>> begin DATA TO USE
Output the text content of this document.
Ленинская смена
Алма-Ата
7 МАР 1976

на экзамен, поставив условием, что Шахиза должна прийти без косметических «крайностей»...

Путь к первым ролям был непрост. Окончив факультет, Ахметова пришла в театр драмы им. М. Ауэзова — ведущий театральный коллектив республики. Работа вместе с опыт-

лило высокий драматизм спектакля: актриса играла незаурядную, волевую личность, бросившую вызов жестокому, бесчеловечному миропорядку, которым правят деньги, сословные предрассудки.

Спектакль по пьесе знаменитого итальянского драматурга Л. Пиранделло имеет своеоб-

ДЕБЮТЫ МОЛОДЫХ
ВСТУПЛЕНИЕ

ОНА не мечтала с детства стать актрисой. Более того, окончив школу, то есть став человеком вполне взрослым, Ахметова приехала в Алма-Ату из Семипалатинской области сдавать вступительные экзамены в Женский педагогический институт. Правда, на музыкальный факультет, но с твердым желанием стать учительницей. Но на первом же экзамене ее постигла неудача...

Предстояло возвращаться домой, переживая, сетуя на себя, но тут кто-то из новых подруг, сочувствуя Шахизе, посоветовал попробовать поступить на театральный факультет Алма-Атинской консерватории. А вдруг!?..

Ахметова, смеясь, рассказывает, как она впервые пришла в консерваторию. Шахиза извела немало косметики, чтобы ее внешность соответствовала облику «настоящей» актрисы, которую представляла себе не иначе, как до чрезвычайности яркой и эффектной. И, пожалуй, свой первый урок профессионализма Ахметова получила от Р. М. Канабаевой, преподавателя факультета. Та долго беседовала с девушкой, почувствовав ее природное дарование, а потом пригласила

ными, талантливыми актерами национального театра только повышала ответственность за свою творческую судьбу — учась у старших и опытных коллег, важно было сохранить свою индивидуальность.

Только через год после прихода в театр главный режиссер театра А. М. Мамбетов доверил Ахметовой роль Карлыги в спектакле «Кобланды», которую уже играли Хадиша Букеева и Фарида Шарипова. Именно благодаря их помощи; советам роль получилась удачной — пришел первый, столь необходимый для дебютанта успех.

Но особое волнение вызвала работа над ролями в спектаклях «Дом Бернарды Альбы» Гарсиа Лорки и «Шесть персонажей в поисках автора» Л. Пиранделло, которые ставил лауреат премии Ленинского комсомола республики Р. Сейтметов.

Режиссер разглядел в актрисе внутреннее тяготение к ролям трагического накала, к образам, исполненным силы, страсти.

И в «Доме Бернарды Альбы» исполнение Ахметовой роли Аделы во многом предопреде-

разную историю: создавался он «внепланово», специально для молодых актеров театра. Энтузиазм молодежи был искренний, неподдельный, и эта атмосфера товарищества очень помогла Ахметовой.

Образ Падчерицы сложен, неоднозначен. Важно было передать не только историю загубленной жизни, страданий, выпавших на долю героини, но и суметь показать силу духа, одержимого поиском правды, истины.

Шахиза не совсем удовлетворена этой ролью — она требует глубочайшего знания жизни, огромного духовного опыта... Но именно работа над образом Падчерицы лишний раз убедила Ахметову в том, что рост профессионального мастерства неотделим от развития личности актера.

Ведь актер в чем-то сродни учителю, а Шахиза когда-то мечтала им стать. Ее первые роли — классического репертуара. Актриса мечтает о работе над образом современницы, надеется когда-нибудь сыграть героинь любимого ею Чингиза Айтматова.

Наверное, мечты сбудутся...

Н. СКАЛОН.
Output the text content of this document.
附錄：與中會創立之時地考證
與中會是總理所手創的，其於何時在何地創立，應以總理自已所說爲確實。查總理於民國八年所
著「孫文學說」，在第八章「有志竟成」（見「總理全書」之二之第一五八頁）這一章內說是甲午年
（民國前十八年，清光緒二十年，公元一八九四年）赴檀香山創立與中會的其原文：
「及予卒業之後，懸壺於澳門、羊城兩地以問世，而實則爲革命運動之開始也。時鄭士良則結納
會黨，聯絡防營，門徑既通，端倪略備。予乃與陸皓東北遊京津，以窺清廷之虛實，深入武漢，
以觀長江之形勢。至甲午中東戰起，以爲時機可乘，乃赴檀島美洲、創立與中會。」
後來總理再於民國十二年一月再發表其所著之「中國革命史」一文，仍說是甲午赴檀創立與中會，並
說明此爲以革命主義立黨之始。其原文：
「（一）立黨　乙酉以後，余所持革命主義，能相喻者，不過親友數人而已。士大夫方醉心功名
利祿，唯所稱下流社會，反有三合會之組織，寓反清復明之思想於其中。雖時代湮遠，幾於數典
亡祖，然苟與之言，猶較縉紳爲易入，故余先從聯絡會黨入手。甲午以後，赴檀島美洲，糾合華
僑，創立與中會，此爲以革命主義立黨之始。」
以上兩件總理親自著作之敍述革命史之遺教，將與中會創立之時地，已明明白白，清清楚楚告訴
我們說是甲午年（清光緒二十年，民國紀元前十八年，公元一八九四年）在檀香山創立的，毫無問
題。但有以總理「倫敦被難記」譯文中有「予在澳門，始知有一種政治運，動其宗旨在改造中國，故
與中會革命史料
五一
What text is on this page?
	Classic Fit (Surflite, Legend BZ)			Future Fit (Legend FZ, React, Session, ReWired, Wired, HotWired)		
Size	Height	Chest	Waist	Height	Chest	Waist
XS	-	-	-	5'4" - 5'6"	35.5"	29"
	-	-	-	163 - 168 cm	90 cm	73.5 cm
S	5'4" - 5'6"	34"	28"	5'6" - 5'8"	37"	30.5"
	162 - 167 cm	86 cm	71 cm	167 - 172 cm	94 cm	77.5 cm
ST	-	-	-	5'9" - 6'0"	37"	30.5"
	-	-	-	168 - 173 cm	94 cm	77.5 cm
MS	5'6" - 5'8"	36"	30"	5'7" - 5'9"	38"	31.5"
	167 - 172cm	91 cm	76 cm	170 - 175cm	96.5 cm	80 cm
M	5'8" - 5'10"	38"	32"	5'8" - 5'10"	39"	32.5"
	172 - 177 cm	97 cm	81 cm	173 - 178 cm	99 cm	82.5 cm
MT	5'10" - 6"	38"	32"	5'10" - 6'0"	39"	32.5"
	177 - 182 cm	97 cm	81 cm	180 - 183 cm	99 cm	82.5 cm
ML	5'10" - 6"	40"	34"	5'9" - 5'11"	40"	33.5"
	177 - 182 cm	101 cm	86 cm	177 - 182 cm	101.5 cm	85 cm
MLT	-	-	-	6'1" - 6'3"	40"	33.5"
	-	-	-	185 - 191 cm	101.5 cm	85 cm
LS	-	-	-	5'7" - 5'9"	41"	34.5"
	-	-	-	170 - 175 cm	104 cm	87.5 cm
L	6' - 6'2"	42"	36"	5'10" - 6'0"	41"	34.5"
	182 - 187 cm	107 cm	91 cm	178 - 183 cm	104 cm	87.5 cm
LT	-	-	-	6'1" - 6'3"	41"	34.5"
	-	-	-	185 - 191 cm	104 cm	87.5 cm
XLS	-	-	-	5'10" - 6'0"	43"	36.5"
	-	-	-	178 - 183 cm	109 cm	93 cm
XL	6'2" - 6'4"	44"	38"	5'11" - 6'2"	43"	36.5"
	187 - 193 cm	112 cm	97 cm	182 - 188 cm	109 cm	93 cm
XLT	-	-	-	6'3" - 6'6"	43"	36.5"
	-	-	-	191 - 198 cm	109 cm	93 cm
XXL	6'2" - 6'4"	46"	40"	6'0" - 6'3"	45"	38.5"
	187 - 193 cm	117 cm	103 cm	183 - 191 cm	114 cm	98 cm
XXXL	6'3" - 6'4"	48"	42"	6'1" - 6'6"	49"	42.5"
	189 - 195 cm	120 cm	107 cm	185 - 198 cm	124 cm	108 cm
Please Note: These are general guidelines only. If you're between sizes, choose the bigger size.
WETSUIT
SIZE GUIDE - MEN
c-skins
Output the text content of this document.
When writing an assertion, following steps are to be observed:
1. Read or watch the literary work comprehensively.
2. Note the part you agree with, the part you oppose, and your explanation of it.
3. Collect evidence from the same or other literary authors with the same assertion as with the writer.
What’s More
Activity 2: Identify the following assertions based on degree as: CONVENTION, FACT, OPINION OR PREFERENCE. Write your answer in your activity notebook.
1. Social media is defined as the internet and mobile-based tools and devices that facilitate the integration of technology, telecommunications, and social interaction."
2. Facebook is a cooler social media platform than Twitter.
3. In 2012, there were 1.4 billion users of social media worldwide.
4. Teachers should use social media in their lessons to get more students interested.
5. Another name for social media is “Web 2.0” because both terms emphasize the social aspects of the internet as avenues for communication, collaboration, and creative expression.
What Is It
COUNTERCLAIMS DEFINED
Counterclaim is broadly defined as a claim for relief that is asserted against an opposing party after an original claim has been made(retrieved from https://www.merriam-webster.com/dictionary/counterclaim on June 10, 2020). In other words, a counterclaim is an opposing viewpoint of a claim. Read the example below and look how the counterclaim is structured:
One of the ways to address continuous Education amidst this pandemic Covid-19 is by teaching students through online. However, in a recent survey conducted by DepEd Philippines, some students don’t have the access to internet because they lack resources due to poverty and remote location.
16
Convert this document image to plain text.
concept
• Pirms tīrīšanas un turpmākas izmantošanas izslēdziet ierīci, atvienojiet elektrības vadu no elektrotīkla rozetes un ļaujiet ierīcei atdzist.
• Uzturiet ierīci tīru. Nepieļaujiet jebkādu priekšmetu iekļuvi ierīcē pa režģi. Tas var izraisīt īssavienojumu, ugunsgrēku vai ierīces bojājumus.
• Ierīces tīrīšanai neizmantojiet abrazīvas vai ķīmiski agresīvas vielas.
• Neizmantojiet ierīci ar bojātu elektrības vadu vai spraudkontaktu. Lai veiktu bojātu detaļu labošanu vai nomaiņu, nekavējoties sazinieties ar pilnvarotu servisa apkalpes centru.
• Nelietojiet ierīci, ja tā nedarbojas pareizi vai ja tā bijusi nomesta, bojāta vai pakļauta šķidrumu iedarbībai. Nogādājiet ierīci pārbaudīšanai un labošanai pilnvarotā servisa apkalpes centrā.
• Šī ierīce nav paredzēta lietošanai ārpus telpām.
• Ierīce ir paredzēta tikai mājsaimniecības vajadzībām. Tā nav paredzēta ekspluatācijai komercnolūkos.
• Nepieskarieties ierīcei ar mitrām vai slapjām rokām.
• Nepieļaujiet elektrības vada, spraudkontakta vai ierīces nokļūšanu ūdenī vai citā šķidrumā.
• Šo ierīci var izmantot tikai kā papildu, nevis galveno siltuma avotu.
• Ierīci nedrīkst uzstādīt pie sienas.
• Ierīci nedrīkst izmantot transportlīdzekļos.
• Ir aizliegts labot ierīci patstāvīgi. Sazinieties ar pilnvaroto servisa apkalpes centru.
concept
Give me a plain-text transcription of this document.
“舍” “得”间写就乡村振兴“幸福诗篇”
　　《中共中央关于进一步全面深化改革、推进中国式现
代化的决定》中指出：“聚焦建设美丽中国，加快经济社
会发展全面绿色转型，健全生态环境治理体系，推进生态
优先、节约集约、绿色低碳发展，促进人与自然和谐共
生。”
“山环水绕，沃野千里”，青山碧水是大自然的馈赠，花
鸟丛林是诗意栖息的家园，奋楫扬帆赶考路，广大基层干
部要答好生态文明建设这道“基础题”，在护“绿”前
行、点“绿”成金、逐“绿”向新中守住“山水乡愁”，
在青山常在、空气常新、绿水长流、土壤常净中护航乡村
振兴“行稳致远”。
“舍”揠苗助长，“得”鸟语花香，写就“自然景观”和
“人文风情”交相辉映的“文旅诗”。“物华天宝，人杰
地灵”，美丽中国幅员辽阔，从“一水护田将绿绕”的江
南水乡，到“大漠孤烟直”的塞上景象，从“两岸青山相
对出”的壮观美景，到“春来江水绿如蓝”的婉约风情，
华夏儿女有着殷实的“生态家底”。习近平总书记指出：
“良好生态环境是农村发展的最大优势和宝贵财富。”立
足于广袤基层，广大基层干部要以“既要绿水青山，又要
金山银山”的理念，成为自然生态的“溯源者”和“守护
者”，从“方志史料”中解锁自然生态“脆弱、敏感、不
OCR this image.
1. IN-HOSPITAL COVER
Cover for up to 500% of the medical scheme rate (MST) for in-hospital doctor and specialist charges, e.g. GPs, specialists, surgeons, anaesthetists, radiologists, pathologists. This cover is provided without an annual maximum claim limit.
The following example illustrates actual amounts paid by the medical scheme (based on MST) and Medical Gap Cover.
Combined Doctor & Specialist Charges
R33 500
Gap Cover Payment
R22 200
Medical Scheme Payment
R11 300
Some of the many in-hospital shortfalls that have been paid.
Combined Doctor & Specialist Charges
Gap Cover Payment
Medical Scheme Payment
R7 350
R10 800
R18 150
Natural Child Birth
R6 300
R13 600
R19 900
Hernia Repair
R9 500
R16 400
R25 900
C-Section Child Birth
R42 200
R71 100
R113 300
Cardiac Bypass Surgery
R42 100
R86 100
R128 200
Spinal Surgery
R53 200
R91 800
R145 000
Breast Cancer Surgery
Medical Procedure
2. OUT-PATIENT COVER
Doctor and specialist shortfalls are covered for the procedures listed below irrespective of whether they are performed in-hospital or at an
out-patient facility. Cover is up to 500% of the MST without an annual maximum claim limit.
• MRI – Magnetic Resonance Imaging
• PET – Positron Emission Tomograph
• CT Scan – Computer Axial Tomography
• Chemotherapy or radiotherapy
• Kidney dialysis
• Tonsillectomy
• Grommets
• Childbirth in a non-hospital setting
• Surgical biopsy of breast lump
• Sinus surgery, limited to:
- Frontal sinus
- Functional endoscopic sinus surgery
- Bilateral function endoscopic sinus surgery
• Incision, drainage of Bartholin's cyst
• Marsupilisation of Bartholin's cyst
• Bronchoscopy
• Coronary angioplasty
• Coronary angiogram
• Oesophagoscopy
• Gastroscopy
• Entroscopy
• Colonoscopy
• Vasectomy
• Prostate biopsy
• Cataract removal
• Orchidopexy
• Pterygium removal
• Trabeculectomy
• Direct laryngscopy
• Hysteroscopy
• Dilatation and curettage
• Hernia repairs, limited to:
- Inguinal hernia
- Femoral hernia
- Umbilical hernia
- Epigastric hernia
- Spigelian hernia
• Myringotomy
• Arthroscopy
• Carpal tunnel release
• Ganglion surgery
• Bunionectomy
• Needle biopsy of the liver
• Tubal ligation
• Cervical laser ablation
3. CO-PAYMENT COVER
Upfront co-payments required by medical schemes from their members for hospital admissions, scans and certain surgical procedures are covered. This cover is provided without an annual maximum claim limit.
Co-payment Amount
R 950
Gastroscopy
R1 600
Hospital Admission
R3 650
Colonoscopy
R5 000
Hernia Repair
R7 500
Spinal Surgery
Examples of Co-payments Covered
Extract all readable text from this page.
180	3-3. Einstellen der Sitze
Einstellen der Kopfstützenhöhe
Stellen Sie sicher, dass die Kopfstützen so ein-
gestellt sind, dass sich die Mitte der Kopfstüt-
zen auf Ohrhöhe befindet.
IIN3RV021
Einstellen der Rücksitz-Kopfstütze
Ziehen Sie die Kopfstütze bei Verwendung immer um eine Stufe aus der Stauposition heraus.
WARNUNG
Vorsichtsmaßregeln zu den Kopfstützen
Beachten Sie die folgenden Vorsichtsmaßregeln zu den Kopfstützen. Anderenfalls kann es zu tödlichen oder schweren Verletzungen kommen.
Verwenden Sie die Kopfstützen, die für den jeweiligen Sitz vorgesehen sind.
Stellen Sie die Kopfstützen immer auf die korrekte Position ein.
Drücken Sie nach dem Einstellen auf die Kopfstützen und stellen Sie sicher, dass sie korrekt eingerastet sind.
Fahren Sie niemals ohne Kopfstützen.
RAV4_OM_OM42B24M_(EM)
>> end DATA TO USE
TO DO:
Pick out the lines that contain "театральный" and copy them.

WRITTEN RESPONSE:
Путь к первым ролям был непрост. Окончив факультет, Ахметова пришла в театр драмы им. М. Ауэзова — ведущий театральный коллектив республики. Работа вместе с опыт-
Предстояло возвращаться домой, переживая, сетуя на себя, но тут кто-то из новых подруг, сочувствуя Шахизе, посоветовал попробовать поступить на театральный факультет Алма-Атинской консерватории. А вдруг!?..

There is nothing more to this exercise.